> [Exercise instructions]
Look through the material below for "this". Copy every line that contains it.

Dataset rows
------------------------------------
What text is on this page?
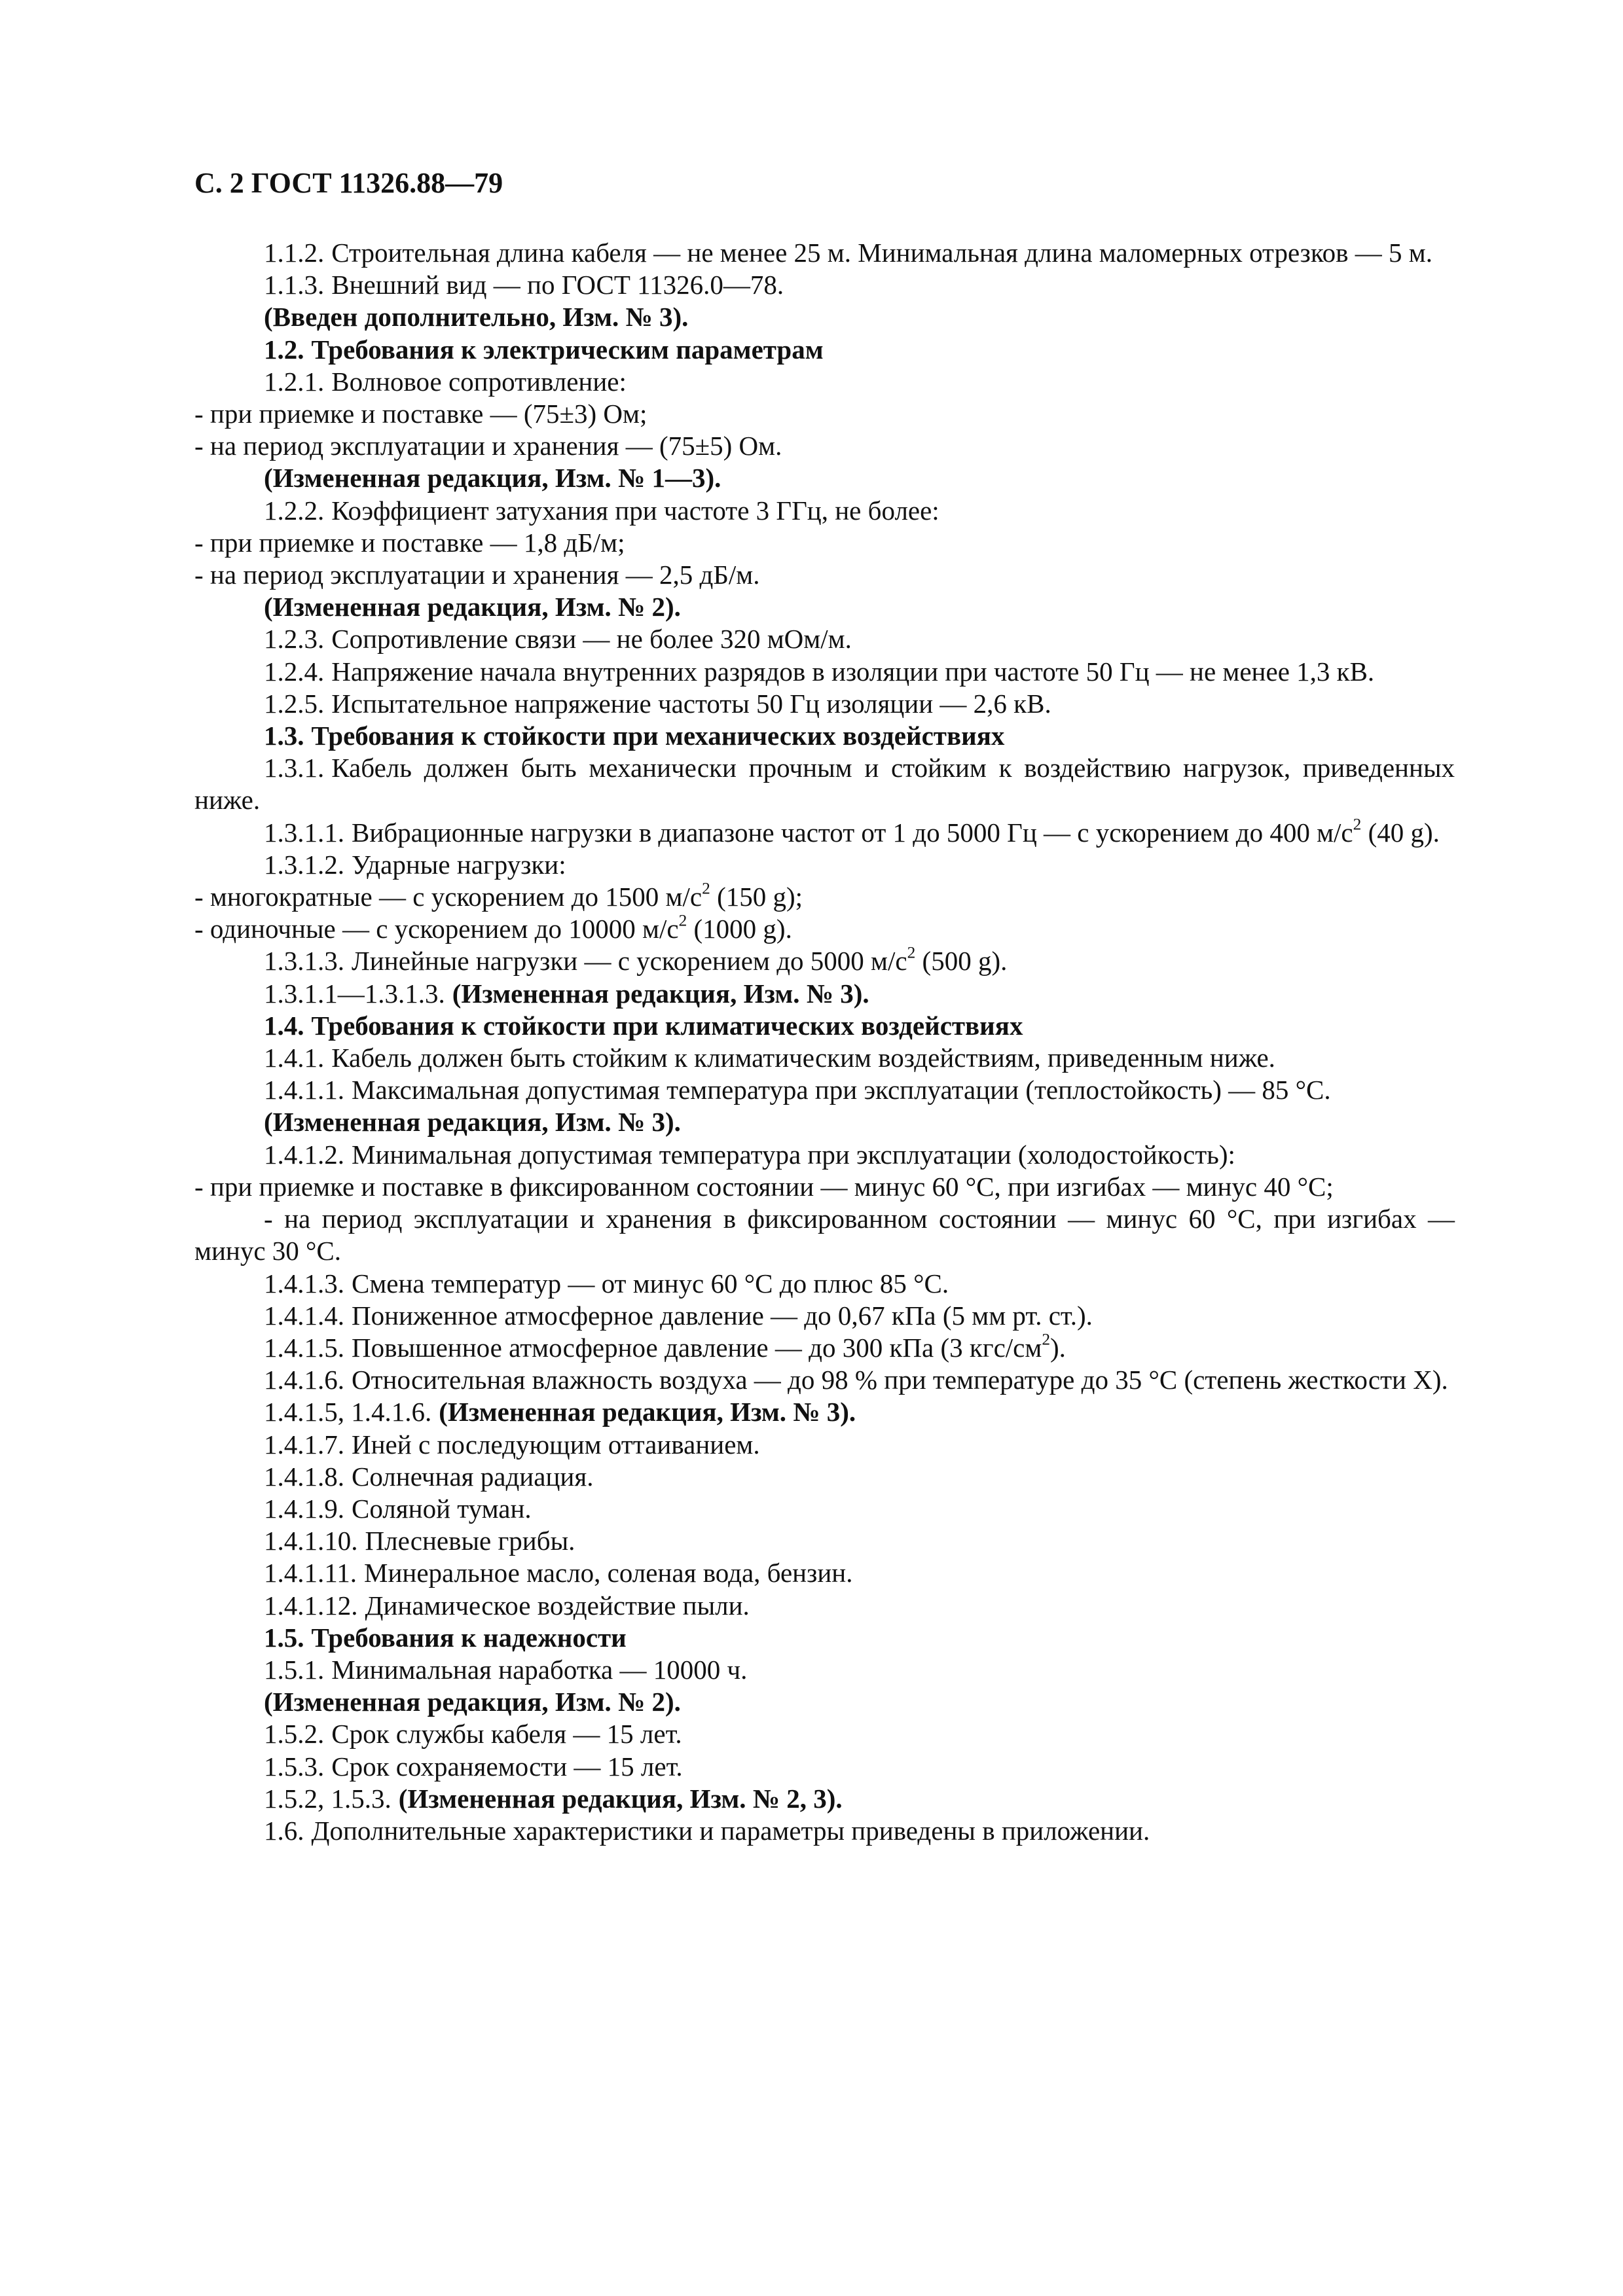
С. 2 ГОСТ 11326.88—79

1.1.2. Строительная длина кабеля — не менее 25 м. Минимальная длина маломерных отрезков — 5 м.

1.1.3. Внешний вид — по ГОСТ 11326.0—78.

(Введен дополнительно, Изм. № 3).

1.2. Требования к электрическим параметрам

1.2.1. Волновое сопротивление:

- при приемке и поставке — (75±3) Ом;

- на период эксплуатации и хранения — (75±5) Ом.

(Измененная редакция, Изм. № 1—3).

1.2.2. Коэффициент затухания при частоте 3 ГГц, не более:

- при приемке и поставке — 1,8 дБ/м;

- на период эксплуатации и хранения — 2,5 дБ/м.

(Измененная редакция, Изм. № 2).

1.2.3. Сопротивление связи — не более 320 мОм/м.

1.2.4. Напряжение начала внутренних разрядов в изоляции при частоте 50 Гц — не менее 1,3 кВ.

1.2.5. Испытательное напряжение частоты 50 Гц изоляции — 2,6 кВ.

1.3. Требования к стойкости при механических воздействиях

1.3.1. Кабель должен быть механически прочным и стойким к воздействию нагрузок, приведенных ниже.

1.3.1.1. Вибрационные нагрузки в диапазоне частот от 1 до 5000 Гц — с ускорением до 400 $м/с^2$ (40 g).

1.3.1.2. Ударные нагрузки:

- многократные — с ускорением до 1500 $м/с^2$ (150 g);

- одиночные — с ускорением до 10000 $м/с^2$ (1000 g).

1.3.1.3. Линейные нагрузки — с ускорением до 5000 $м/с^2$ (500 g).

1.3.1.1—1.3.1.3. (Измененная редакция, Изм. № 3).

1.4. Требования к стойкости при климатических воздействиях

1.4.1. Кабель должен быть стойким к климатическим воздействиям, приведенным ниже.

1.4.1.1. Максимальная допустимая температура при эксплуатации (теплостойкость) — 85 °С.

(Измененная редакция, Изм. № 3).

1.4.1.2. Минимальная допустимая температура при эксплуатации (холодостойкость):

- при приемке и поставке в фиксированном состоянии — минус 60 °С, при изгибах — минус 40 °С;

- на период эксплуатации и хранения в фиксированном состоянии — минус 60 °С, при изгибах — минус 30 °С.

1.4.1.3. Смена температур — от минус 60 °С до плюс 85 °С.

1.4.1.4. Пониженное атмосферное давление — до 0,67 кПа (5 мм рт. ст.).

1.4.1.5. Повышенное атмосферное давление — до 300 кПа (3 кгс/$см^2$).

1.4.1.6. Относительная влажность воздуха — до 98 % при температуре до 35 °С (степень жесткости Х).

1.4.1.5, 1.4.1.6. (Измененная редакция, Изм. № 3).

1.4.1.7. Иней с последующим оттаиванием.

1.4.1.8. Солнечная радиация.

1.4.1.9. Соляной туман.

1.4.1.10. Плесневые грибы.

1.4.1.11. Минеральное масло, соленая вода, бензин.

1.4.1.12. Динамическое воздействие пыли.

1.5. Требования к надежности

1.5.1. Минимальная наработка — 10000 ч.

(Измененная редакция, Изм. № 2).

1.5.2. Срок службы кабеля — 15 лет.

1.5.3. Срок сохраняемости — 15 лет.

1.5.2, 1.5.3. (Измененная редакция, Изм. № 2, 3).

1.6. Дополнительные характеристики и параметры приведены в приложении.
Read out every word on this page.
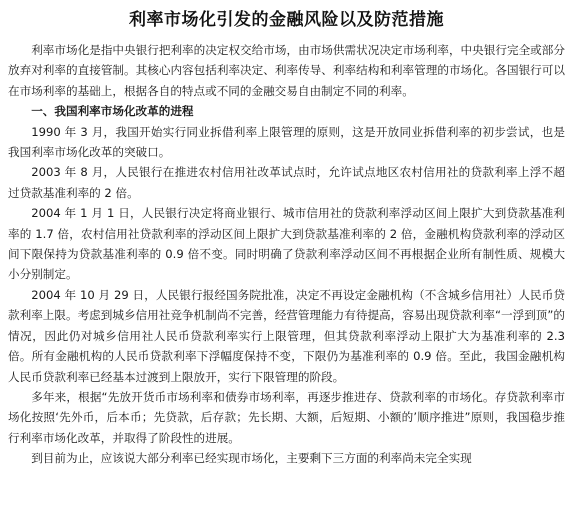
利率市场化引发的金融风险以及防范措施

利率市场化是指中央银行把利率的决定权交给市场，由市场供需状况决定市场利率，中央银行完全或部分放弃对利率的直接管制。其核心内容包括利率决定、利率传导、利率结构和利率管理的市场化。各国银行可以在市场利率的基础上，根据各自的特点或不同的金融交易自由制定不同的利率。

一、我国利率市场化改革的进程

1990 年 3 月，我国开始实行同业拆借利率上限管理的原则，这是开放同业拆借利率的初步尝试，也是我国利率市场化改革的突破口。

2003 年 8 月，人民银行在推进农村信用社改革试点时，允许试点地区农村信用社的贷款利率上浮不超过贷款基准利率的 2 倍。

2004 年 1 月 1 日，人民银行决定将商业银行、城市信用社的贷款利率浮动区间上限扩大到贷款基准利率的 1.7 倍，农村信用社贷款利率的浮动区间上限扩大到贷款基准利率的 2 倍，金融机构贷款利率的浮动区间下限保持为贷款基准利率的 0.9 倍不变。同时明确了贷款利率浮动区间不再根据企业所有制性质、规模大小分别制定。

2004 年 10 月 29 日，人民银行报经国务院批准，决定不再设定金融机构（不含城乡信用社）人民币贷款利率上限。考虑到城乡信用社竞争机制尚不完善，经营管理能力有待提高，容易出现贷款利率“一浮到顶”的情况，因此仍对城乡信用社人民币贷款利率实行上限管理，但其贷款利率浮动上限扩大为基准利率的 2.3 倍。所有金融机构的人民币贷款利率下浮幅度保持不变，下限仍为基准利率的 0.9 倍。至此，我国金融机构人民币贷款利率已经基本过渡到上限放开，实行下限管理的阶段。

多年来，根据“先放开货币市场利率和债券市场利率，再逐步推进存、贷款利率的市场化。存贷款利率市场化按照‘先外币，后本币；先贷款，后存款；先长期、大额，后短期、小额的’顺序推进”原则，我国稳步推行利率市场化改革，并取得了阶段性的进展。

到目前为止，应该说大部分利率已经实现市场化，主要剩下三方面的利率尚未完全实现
------------------------------------
> [Final answer]
What text is on this page?
Read out every word on this page.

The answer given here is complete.